How many lines in the records below hold the string "Realistic"? Please answer with the number and nothing more.

-------- DATASET ROWS

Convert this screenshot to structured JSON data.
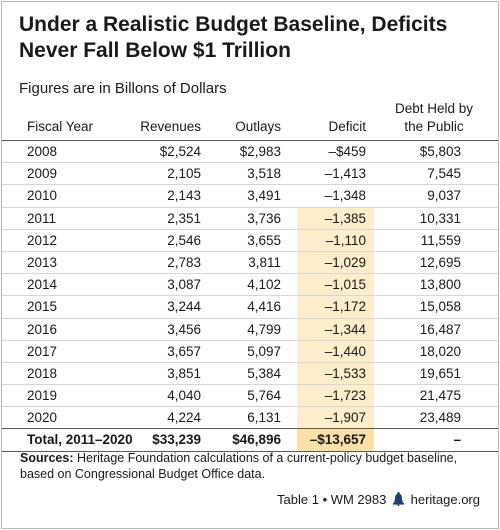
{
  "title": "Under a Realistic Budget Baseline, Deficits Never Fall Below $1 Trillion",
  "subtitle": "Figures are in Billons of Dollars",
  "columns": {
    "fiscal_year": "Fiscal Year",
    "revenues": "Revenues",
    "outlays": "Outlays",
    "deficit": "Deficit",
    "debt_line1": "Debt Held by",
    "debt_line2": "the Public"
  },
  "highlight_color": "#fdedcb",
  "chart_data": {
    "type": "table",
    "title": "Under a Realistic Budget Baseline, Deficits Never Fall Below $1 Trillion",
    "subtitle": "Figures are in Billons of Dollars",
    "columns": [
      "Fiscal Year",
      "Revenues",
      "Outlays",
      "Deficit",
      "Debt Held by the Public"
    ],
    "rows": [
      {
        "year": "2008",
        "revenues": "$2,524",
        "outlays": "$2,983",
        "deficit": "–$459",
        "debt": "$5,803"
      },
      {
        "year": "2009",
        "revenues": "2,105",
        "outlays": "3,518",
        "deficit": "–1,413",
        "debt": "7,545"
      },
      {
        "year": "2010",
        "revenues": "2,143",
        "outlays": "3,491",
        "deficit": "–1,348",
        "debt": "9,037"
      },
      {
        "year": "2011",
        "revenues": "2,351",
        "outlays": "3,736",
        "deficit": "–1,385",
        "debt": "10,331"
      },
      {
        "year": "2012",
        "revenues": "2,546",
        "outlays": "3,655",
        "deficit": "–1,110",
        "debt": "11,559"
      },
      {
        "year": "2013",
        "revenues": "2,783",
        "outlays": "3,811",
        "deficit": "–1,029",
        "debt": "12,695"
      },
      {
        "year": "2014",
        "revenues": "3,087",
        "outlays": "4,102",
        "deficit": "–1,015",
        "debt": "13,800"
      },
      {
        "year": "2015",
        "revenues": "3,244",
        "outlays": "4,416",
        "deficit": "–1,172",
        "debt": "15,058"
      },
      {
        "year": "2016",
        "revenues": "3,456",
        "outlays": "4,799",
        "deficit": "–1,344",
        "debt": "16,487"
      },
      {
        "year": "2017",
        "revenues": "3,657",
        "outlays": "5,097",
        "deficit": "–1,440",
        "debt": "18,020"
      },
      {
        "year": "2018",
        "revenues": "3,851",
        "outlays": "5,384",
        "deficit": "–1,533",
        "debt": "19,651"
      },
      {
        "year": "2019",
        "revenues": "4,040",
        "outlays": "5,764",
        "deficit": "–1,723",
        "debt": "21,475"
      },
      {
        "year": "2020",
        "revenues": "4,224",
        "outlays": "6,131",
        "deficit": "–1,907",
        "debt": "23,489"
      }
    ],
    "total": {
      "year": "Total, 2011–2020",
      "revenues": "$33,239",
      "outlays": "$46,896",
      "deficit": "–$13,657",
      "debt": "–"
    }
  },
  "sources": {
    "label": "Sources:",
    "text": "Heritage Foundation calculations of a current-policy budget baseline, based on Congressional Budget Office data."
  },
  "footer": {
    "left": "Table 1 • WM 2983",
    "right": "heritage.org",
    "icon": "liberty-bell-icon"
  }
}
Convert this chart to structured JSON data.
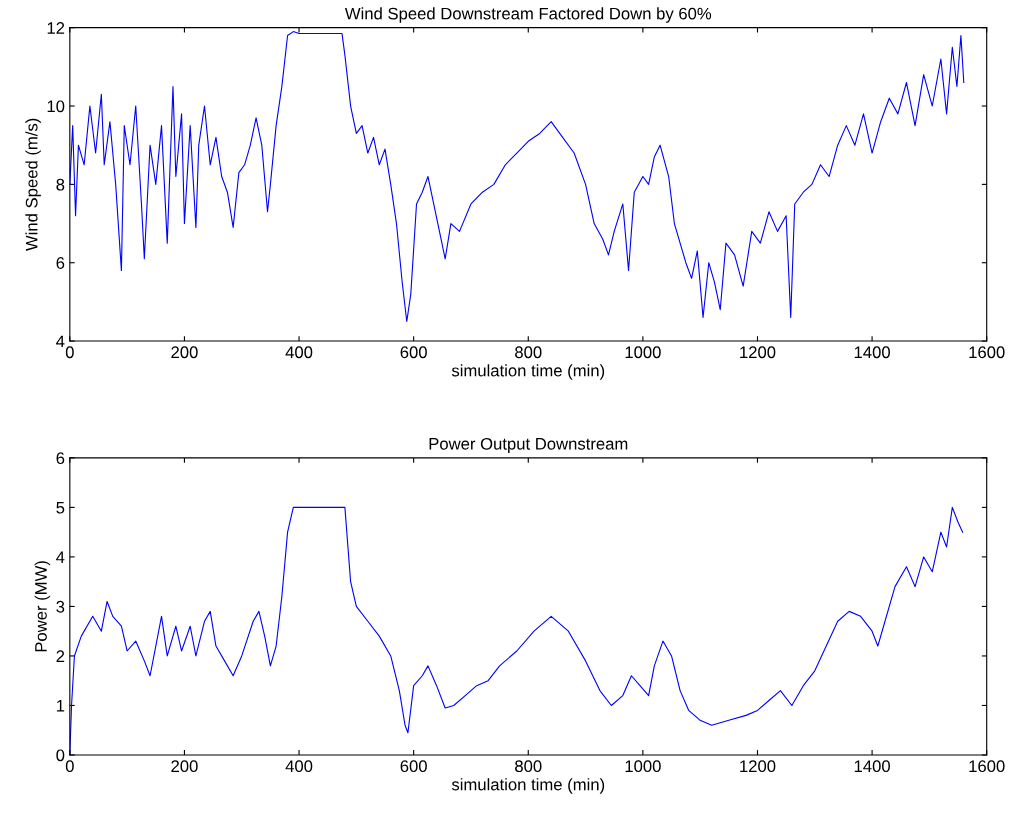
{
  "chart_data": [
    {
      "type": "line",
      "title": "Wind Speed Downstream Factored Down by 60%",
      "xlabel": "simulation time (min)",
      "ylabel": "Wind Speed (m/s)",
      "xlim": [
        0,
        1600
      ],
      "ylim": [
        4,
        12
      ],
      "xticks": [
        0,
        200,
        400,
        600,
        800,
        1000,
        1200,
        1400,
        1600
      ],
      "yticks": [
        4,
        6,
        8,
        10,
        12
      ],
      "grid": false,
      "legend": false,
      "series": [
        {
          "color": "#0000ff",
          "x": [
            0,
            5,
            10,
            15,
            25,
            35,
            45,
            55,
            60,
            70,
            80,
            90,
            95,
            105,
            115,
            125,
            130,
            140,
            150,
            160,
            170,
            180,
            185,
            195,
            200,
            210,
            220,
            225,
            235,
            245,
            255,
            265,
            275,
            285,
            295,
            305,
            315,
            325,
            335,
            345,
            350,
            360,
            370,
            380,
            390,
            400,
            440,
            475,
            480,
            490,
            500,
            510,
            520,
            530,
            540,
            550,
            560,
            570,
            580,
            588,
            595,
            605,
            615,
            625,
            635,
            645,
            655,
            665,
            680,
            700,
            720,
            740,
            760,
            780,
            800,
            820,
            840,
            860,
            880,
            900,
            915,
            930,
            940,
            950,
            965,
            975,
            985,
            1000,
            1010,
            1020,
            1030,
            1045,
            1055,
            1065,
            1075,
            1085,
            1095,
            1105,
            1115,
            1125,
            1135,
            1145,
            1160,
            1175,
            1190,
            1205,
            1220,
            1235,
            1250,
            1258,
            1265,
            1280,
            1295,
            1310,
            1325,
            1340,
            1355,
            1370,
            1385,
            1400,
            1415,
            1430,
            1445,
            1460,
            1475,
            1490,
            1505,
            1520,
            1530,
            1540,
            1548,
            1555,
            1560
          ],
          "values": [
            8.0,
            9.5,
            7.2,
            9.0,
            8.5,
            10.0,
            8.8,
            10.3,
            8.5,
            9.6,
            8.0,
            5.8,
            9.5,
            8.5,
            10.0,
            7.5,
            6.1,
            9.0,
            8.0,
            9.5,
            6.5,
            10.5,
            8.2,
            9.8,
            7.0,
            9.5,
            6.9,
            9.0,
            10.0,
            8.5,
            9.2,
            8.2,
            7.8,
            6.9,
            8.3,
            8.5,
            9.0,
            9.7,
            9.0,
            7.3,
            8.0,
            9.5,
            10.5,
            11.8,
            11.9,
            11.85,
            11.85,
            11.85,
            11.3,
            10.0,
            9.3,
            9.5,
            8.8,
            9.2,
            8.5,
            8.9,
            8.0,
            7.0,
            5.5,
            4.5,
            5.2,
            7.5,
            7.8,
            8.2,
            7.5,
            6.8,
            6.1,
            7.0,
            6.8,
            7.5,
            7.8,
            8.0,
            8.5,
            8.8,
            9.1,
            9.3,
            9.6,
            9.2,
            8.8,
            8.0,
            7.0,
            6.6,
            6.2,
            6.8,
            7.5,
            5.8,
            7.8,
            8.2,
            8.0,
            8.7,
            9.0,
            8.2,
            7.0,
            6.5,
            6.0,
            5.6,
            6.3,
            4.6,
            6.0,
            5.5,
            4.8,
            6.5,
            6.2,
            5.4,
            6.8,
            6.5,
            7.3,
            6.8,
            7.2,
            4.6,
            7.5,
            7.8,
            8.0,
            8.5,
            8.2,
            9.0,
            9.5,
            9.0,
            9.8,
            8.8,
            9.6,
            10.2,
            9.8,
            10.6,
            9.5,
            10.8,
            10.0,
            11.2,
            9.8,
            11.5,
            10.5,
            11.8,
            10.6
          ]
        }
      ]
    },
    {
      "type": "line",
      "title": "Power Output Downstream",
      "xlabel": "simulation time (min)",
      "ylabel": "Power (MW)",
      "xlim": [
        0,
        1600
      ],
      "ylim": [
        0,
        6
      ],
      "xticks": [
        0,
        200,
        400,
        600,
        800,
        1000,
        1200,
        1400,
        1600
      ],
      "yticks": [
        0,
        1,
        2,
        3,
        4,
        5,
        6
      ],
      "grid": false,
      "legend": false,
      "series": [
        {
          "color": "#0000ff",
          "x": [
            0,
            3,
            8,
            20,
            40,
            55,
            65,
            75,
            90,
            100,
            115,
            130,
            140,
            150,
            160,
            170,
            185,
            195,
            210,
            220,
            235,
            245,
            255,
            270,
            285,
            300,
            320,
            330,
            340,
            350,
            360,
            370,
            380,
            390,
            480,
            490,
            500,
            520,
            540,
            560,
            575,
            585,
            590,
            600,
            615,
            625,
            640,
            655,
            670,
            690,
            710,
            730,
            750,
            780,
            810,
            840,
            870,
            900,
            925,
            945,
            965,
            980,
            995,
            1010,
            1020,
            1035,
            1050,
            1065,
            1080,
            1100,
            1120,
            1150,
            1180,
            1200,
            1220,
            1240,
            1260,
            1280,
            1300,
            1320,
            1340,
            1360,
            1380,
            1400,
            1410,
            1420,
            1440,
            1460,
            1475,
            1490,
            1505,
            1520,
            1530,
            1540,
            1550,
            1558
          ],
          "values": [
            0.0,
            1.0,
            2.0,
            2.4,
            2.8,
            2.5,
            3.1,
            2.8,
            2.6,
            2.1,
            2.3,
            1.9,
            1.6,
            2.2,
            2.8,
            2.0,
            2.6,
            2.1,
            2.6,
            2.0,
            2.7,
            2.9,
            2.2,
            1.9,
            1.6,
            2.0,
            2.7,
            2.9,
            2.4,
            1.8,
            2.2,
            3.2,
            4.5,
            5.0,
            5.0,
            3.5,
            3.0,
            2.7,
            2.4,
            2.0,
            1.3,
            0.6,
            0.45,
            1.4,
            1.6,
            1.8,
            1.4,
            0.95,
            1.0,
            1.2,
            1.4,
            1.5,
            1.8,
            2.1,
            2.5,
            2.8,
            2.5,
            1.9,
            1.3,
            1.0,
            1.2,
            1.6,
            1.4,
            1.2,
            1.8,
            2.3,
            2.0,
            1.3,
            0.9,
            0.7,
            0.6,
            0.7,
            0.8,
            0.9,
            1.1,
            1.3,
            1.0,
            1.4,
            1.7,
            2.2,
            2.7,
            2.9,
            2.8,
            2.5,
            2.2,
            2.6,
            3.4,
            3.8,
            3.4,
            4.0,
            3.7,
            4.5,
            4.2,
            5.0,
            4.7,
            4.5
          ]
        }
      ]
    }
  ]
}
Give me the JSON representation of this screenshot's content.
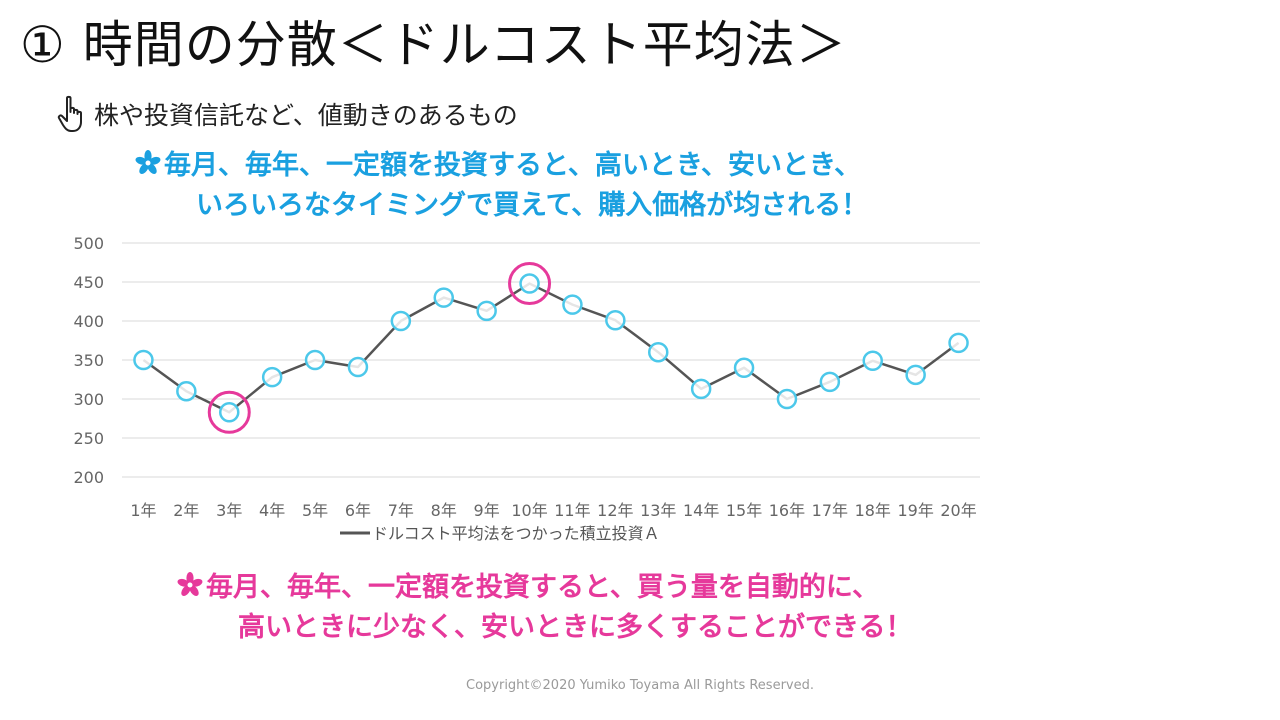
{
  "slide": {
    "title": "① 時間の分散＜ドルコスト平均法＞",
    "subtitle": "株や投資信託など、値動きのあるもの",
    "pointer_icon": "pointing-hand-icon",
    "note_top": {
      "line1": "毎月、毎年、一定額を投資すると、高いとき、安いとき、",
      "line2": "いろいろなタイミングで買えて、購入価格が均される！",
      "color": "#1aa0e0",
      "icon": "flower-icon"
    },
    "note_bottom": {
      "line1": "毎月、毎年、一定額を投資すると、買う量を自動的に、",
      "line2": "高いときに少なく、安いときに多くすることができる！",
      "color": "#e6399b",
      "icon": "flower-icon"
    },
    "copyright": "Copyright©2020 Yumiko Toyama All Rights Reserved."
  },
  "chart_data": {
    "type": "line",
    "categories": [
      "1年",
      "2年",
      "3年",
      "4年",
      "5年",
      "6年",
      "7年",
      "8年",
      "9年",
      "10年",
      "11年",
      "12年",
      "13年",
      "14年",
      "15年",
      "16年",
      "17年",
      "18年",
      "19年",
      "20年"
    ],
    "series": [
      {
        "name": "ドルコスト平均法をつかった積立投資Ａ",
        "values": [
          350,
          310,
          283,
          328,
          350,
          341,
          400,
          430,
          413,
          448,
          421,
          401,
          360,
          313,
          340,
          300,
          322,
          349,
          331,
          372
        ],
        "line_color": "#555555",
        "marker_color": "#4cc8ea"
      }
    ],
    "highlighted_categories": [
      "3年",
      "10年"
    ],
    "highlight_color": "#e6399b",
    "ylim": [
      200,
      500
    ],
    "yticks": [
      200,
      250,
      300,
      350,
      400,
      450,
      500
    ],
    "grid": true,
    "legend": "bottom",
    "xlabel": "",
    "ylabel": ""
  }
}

----------------

» RESULT OF THIS EXERCISE
2